Task details> Check every line below for the string "通电导线在磁场中受到力的作用", and copy the lines that contain it.

Records shown>
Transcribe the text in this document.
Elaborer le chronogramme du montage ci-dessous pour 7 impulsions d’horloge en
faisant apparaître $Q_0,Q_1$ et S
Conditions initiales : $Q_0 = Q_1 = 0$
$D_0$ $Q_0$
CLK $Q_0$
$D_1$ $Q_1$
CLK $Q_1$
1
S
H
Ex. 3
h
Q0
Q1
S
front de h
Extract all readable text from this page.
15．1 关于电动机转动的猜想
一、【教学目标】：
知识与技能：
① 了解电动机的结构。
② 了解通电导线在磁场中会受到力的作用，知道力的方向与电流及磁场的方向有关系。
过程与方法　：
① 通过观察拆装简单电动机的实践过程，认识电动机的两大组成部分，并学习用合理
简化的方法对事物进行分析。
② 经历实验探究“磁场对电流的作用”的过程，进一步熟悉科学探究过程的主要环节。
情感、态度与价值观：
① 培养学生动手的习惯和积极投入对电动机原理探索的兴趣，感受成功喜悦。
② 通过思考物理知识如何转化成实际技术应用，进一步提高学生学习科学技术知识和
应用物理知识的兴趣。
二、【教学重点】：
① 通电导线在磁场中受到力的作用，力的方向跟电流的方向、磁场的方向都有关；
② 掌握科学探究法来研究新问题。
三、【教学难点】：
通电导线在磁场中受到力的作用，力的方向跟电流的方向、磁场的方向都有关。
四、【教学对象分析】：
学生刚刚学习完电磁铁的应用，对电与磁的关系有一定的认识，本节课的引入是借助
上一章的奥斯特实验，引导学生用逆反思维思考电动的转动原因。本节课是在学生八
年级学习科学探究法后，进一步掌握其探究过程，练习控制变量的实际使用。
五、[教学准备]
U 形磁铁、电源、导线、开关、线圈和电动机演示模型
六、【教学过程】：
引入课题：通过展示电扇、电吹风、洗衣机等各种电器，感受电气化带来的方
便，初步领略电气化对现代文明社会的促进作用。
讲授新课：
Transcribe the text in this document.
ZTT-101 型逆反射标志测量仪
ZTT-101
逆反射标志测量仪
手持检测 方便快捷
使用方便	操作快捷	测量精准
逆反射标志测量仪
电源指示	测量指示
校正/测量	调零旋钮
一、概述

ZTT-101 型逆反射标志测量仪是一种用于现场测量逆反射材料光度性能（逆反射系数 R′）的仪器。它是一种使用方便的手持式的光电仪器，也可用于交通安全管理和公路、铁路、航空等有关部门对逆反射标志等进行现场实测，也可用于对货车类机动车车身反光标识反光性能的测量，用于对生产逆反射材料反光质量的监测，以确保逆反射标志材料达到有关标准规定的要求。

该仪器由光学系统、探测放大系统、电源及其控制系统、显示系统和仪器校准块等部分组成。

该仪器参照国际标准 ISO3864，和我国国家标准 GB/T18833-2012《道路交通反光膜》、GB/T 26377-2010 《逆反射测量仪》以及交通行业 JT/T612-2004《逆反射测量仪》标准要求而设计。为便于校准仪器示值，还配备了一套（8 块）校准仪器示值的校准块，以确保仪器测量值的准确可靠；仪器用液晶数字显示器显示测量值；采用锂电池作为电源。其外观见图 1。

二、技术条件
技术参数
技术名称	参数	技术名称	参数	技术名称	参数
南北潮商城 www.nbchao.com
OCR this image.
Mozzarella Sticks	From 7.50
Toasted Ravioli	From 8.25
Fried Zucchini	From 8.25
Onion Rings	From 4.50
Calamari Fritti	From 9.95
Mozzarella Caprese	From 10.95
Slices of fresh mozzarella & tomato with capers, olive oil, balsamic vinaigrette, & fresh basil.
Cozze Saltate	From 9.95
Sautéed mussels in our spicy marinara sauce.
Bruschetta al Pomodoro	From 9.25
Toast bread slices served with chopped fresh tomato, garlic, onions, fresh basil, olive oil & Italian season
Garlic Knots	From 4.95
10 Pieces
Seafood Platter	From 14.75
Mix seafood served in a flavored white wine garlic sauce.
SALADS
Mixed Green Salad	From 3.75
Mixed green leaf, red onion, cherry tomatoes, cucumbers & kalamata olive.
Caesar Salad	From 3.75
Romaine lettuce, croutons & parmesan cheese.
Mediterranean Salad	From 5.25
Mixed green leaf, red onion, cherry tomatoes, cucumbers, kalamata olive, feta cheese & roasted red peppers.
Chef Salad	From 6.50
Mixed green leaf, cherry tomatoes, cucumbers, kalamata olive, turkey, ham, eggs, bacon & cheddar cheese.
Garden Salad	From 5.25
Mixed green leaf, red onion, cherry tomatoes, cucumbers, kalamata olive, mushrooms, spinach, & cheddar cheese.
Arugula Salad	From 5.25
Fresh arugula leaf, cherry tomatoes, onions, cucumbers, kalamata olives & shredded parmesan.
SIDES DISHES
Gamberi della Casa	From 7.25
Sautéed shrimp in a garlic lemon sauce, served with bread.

Task response>
① 通电导线在磁场中受到力的作用，力的方向跟电流的方向、磁场的方向都有关；
通电导线在磁场中受到力的作用，力的方向跟电流的方向、磁场的方向都有关。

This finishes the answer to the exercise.